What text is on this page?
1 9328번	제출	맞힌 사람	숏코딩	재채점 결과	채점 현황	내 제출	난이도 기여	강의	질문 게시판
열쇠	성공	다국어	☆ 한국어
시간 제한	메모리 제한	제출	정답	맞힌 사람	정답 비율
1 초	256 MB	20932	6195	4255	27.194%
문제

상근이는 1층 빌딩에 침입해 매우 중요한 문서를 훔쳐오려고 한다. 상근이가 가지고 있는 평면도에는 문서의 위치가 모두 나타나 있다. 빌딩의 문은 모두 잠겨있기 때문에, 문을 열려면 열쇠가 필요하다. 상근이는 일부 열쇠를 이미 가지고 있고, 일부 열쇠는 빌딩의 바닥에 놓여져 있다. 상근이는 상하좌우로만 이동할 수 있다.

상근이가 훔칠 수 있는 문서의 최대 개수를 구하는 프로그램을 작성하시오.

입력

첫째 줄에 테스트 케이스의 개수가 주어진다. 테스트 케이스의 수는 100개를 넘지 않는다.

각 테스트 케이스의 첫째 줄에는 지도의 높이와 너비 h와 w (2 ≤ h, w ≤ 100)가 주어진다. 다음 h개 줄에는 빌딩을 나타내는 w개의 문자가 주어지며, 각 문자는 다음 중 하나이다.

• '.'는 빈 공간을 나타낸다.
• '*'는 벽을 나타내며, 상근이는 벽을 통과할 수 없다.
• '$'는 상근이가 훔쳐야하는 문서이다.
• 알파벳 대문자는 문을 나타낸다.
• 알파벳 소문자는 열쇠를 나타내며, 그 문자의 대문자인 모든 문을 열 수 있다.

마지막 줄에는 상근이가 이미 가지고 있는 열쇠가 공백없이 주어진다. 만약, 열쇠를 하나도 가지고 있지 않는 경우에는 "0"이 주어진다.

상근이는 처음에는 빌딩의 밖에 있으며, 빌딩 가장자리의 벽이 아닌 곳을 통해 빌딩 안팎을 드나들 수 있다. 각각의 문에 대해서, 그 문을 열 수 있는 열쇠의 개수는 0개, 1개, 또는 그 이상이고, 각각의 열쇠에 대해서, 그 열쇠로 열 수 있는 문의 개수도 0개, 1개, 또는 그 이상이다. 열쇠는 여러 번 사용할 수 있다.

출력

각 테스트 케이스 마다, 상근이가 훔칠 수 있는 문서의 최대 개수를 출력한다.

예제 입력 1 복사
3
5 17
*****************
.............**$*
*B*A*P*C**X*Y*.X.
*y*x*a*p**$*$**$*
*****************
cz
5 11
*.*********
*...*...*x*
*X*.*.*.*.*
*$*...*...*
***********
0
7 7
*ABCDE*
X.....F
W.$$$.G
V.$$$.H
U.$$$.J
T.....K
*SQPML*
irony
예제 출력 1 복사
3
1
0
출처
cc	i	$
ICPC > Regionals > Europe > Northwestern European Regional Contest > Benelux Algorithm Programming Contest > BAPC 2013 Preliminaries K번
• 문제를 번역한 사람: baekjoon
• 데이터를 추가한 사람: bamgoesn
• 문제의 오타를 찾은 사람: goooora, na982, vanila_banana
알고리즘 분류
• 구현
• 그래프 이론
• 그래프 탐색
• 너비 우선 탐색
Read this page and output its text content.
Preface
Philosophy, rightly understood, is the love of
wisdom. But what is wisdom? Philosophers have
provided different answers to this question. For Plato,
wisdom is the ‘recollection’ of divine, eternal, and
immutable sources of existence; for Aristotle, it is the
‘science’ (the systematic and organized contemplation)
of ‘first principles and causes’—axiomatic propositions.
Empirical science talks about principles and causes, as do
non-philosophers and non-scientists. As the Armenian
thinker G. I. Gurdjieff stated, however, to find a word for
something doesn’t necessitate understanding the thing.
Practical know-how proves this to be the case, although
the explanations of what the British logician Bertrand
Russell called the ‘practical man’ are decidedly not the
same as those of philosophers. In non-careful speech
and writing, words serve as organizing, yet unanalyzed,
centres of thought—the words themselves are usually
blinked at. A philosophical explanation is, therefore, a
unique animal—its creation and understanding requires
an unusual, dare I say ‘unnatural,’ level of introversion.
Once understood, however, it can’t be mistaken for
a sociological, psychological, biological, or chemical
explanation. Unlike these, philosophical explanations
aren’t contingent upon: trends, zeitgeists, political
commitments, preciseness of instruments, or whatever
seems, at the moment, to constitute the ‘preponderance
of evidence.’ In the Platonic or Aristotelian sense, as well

==============================

**Your instructions**. Go through the records above and retype each one exactly.

**Task output**.
What text is on this page?
1 9328번	제출	맞힌 사람	숏코딩	재채점 결과	채점 현황	내 제출	난이도 기여	강의	질문 게시판
열쇠	성공	다국어	☆ 한국어
시간 제한	메모리 제한	제출	정답	맞힌 사람	정답 비율
1 초	256 MB	20932	6195	4255	27.194%
문제

상근이는 1층 빌딩에 침입해 매우 중요한 문서를 훔쳐오려고 한다. 상근이가 가지고 있는 평면도에는 문서의 위치가 모두 나타나 있다. 빌딩의 문은 모두 잠겨있기 때문에, 문을 열려면 열쇠가 필요하다. 상근이는 일부 열쇠를 이미 가지고 있고, 일부 열쇠는 빌딩의 바닥에 놓여져 있다. 상근이는 상하좌우로만 이동할 수 있다.

상근이가 훔칠 수 있는 문서의 최대 개수를 구하는 프로그램을 작성하시오.

입력

첫째 줄에 테스트 케이스의 개수가 주어진다. 테스트 케이스의 수는 100개를 넘지 않는다.

각 테스트 케이스의 첫째 줄에는 지도의 높이와 너비 h와 w (2 ≤ h, w ≤ 100)가 주어진다. 다음 h개 줄에는 빌딩을 나타내는 w개의 문자가 주어지며, 각 문자는 다음 중 하나이다.

• '.'는 빈 공간을 나타낸다.
• '*'는 벽을 나타내며, 상근이는 벽을 통과할 수 없다.
• '$'는 상근이가 훔쳐야하는 문서이다.
• 알파벳 대문자는 문을 나타낸다.
• 알파벳 소문자는 열쇠를 나타내며, 그 문자의 대문자인 모든 문을 열 수 있다.

마지막 줄에는 상근이가 이미 가지고 있는 열쇠가 공백없이 주어진다. 만약, 열쇠를 하나도 가지고 있지 않는 경우에는 "0"이 주어진다.

상근이는 처음에는 빌딩의 밖에 있으며, 빌딩 가장자리의 벽이 아닌 곳을 통해 빌딩 안팎을 드나들 수 있다. 각각의 문에 대해서, 그 문을 열 수 있는 열쇠의 개수는 0개, 1개, 또는 그 이상이고, 각각의 열쇠에 대해서, 그 열쇠로 열 수 있는 문의 개수도 0개, 1개, 또는 그 이상이다. 열쇠는 여러 번 사용할 수 있다.

출력

각 테스트 케이스 마다, 상근이가 훔칠 수 있는 문서의 최대 개수를 출력한다.

예제 입력 1 복사
3
5 17
*****************
.............**$*
*B*A*P*C**X*Y*.X.
*y*x*a*p**$*$**$*
*****************
cz
5 11
*.*********
*...*...*x*
*X*.*.*.*.*
*$*...*...*
***********
0
7 7
*ABCDE*
X.....F
W.$$$.G
V.$$$.H
U.$$$.J
T.....K
*SQPML*
irony
예제 출력 1 복사
3
1
0
출처
cc	i	$
ICPC > Regionals > Europe > Northwestern European Regional Contest > Benelux Algorithm Programming Contest > BAPC 2013 Preliminaries K번
• 문제를 번역한 사람: baekjoon
• 데이터를 추가한 사람: bamgoesn
• 문제의 오타를 찾은 사람: goooora, na982, vanila_banana
알고리즘 분류
• 구현
• 그래프 이론
• 그래프 탐색
• 너비 우선 탐색
Read this page and output its text content.
Preface
Philosophy, rightly understood, is the love of
wisdom. But what is wisdom? Philosophers have
provided different answers to this question. For Plato,
wisdom is the ‘recollection’ of divine, eternal, and
immutable sources of existence; for Aristotle, it is the
‘science’ (the systematic and organized contemplation)
of ‘first principles and causes’—axiomatic propositions.
Empirical science talks about principles and causes, as do
non-philosophers and non-scientists. As the Armenian
thinker G. I. Gurdjieff stated, however, to find a word for
something doesn’t necessitate understanding the thing.
Practical know-how proves this to be the case, although
the explanations of what the British logician Bertrand
Russell called the ‘practical man’ are decidedly not the
same as those of philosophers. In non-careful speech
and writing, words serve as organizing, yet unanalyzed,
centres of thought—the words themselves are usually
blinked at. A philosophical explanation is, therefore, a
unique animal—its creation and understanding requires
an unusual, dare I say ‘unnatural,’ level of introversion.
Once understood, however, it can’t be mistaken for
a sociological, psychological, biological, or chemical
explanation. Unlike these, philosophical explanations
aren’t contingent upon: trends, zeitgeists, political
commitments, preciseness of instruments, or whatever
seems, at the moment, to constitute the ‘preponderance
of evidence.’ In the Platonic or Aristotelian sense, as well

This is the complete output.